====== Provided entries

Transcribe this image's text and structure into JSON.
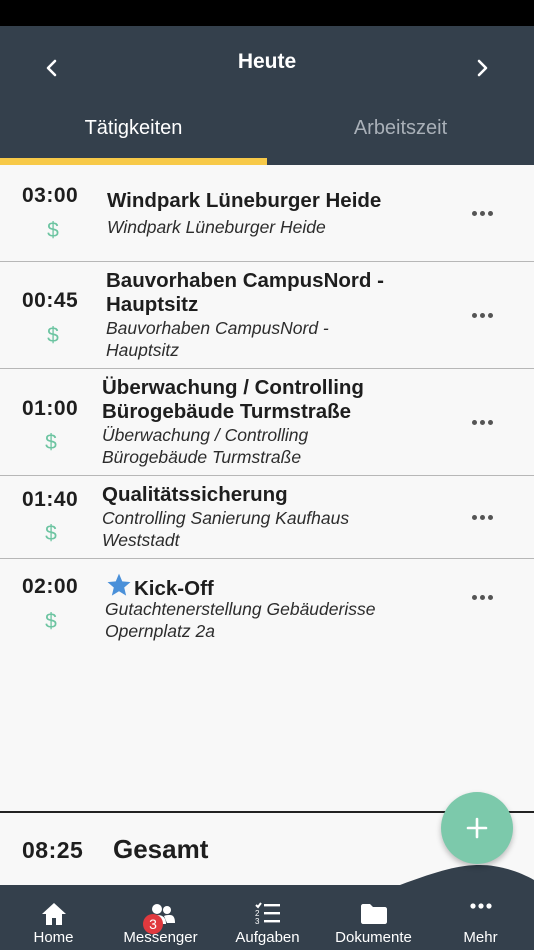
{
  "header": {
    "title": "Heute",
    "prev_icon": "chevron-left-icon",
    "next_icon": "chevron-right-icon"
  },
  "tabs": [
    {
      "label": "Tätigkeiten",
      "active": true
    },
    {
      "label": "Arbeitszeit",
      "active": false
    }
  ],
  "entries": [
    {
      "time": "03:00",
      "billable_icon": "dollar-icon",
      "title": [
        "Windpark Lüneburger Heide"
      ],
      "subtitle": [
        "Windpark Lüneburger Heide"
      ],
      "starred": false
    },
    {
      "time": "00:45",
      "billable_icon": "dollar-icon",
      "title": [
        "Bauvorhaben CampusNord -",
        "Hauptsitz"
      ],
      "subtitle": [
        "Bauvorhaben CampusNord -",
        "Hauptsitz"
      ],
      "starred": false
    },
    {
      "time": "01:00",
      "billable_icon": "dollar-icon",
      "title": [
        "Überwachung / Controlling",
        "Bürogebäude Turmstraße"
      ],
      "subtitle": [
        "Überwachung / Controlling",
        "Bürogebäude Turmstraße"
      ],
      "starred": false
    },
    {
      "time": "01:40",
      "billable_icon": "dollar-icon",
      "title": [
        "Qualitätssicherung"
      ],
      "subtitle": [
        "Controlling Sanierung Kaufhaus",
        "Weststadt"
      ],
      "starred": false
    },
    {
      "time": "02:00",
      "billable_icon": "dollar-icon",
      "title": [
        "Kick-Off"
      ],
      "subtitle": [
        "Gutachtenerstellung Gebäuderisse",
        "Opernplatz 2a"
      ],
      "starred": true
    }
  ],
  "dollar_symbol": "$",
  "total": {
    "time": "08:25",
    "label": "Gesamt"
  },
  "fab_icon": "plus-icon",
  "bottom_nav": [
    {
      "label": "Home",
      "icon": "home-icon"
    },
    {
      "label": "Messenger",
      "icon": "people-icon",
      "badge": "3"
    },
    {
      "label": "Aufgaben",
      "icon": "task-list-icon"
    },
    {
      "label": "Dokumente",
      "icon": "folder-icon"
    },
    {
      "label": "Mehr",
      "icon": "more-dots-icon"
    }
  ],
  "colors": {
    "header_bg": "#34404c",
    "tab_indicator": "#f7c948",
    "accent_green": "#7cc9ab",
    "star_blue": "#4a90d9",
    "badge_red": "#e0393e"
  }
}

============

• [What to do]: Restate the whole listing above exactly, except for its images.

• [Problem solution]:
Transcribe this image's text and structure into JSON.
{
  "header": {
    "title": "Heute",
    "prev_icon": "chevron-left-icon",
    "next_icon": "chevron-right-icon"
  },
  "tabs": [
    {
      "label": "Tätigkeiten",
      "active": true
    },
    {
      "label": "Arbeitszeit",
      "active": false
    }
  ],
  "entries": [
    {
      "time": "03:00",
      "billable_icon": "dollar-icon",
      "title": [
        "Windpark Lüneburger Heide"
      ],
      "subtitle": [
        "Windpark Lüneburger Heide"
      ],
      "starred": false
    },
    {
      "time": "00:45",
      "billable_icon": "dollar-icon",
      "title": [
        "Bauvorhaben CampusNord -",
        "Hauptsitz"
      ],
      "subtitle": [
        "Bauvorhaben CampusNord -",
        "Hauptsitz"
      ],
      "starred": false
    },
    {
      "time": "01:00",
      "billable_icon": "dollar-icon",
      "title": [
        "Überwachung / Controlling",
        "Bürogebäude Turmstraße"
      ],
      "subtitle": [
        "Überwachung / Controlling",
        "Bürogebäude Turmstraße"
      ],
      "starred": false
    },
    {
      "time": "01:40",
      "billable_icon": "dollar-icon",
      "title": [
        "Qualitätssicherung"
      ],
      "subtitle": [
        "Controlling Sanierung Kaufhaus",
        "Weststadt"
      ],
      "starred": false
    },
    {
      "time": "02:00",
      "billable_icon": "dollar-icon",
      "title": [
        "Kick-Off"
      ],
      "subtitle": [
        "Gutachtenerstellung Gebäuderisse",
        "Opernplatz 2a"
      ],
      "starred": true
    }
  ],
  "dollar_symbol": "$",
  "total": {
    "time": "08:25",
    "label": "Gesamt"
  },
  "fab_icon": "plus-icon",
  "bottom_nav": [
    {
      "label": "Home",
      "icon": "home-icon"
    },
    {
      "label": "Messenger",
      "icon": "people-icon",
      "badge": "3"
    },
    {
      "label": "Aufgaben",
      "icon": "task-list-icon"
    },
    {
      "label": "Dokumente",
      "icon": "folder-icon"
    },
    {
      "label": "Mehr",
      "icon": "more-dots-icon"
    }
  ],
  "colors": {
    "header_bg": "#34404c",
    "tab_indicator": "#f7c948",
    "accent_green": "#7cc9ab",
    "star_blue": "#4a90d9",
    "badge_red": "#e0393e"
  }
}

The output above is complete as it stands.